**Brief**.
Output the material word for word. Leave each picture out.

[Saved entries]
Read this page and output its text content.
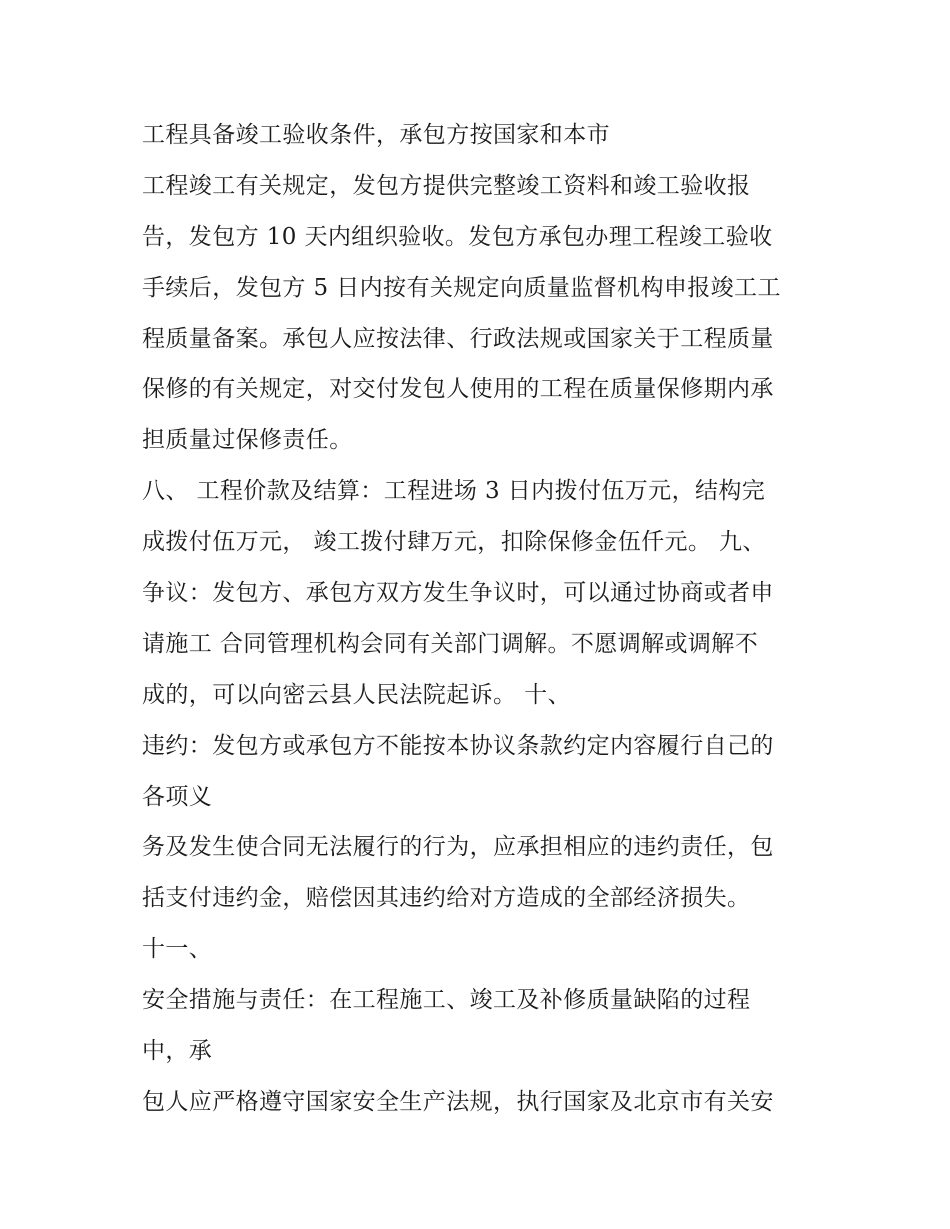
工程具备竣工验收条件，承包方按国家和本市
工程竣工有关规定，发包方提供完整竣工资料和竣工验收报
告，发包方 10 天内组织验收。发包方承包办理工程竣工验收
手续后，发包方 5 日内按有关规定向质量监督机构申报竣工工
程质量备案。承包人应按法律、行政法规或国家关于工程质量
保修的有关规定，对交付发包人使用的工程在质量保修期内承
担质量过保修责任。
八、 工程价款及结算：工程进场 3 日内拨付伍万元，结构完
成拨付伍万元， 竣工拨付肆万元，扣除保修金伍仟元。 九、
争议：发包方、承包方双方发生争议时，可以通过协商或者申
请施工 合同管理机构会同有关部门调解。不愿调解或调解不
成的，可以向密云县人民法院起诉。 十、
违约：发包方或承包方不能按本协议条款约定内容履行自己的
各项义
务及发生使合同无法履行的行为，应承担相应的违约责任，包
括支付违约金，赔偿因其违约给对方造成的全部经济损失。
十一、
安全措施与责任：在工程施工、竣工及补修质量缺陷的过程
中，承
包人应严格遵守国家安全生产法规，执行国家及北京市有关安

**Expected answer**.
Read this page and output its text content.
工程具备竣工验收条件，承包方按国家和本市
工程竣工有关规定，发包方提供完整竣工资料和竣工验收报
告，发包方 10 天内组织验收。发包方承包办理工程竣工验收
手续后，发包方 5 日内按有关规定向质量监督机构申报竣工工
程质量备案。承包人应按法律、行政法规或国家关于工程质量
保修的有关规定，对交付发包人使用的工程在质量保修期内承
担质量过保修责任。
八、 工程价款及结算：工程进场 3 日内拨付伍万元，结构完
成拨付伍万元， 竣工拨付肆万元，扣除保修金伍仟元。 九、
争议：发包方、承包方双方发生争议时，可以通过协商或者申
请施工 合同管理机构会同有关部门调解。不愿调解或调解不
成的，可以向密云县人民法院起诉。 十、
违约：发包方或承包方不能按本协议条款约定内容履行自己的
各项义
务及发生使合同无法履行的行为，应承担相应的违约责任，包
括支付违约金，赔偿因其违约给对方造成的全部经济损失。
十一、
安全措施与责任：在工程施工、竣工及补修质量缺陷的过程
中，承
包人应严格遵守国家安全生产法规，执行国家及北京市有关安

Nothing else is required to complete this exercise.